→ **Task instructions**: Express each line of the records as a string in a JSON list, one string per line, omitting any blank lines.

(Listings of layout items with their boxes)
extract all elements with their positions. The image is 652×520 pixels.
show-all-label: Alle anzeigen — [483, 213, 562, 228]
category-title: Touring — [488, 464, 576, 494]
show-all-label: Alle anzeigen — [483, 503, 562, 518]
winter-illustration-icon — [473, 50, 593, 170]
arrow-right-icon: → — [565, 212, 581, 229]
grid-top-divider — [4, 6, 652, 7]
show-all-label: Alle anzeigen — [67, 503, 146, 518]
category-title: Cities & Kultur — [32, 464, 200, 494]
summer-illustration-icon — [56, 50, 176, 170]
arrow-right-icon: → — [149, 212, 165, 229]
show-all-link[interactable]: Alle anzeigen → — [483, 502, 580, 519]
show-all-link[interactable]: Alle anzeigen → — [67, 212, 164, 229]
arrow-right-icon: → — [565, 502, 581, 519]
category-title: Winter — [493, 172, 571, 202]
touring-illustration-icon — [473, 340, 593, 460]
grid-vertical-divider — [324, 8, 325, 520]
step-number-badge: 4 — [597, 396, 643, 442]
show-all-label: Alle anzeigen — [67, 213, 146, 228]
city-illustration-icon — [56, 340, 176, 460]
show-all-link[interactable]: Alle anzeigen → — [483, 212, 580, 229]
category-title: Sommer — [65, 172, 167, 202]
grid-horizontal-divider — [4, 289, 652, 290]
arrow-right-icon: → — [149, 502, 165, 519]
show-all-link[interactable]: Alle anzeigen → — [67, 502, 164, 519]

→ **Written answer**:
[
  "extract all elements with their positions. The image is 652×520 pixels.",
  "show-all-label: Alle anzeigen — [483, 213, 562, 228]",
  "category-title: Touring — [488, 464, 576, 494]",
  "show-all-label: Alle anzeigen — [483, 503, 562, 518]",
  "winter-illustration-icon — [473, 50, 593, 170]",
  "arrow-right-icon: → — [565, 212, 581, 229]",
  "grid-top-divider — [4, 6, 652, 7]",
  "show-all-label: Alle anzeigen — [67, 503, 146, 518]",
  "category-title: Cities & Kultur — [32, 464, 200, 494]",
  "summer-illustration-icon — [56, 50, 176, 170]",
  "arrow-right-icon: → — [149, 212, 165, 229]",
  "show-all-link[interactable]: Alle anzeigen → — [483, 502, 580, 519]",
  "show-all-link[interactable]: Alle anzeigen → — [67, 212, 164, 229]",
  "arrow-right-icon: → — [565, 502, 581, 519]",
  "category-title: Winter — [493, 172, 571, 202]",
  "touring-illustration-icon — [473, 340, 593, 460]",
  "grid-vertical-divider — [324, 8, 325, 520]",
  "step-number-badge: 4 — [597, 396, 643, 442]",
  "show-all-label: Alle anzeigen — [67, 213, 146, 228]",
  "city-illustration-icon — [56, 340, 176, 460]",
  "show-all-link[interactable]: Alle anzeigen → — [483, 212, 580, 229]",
  "category-title: Sommer — [65, 172, 167, 202]",
  "grid-horizontal-divider — [4, 289, 652, 290]",
  "arrow-right-icon: → — [149, 502, 165, 519]",
  "show-all-link[interactable]: Alle anzeigen → — [67, 502, 164, 519]"
]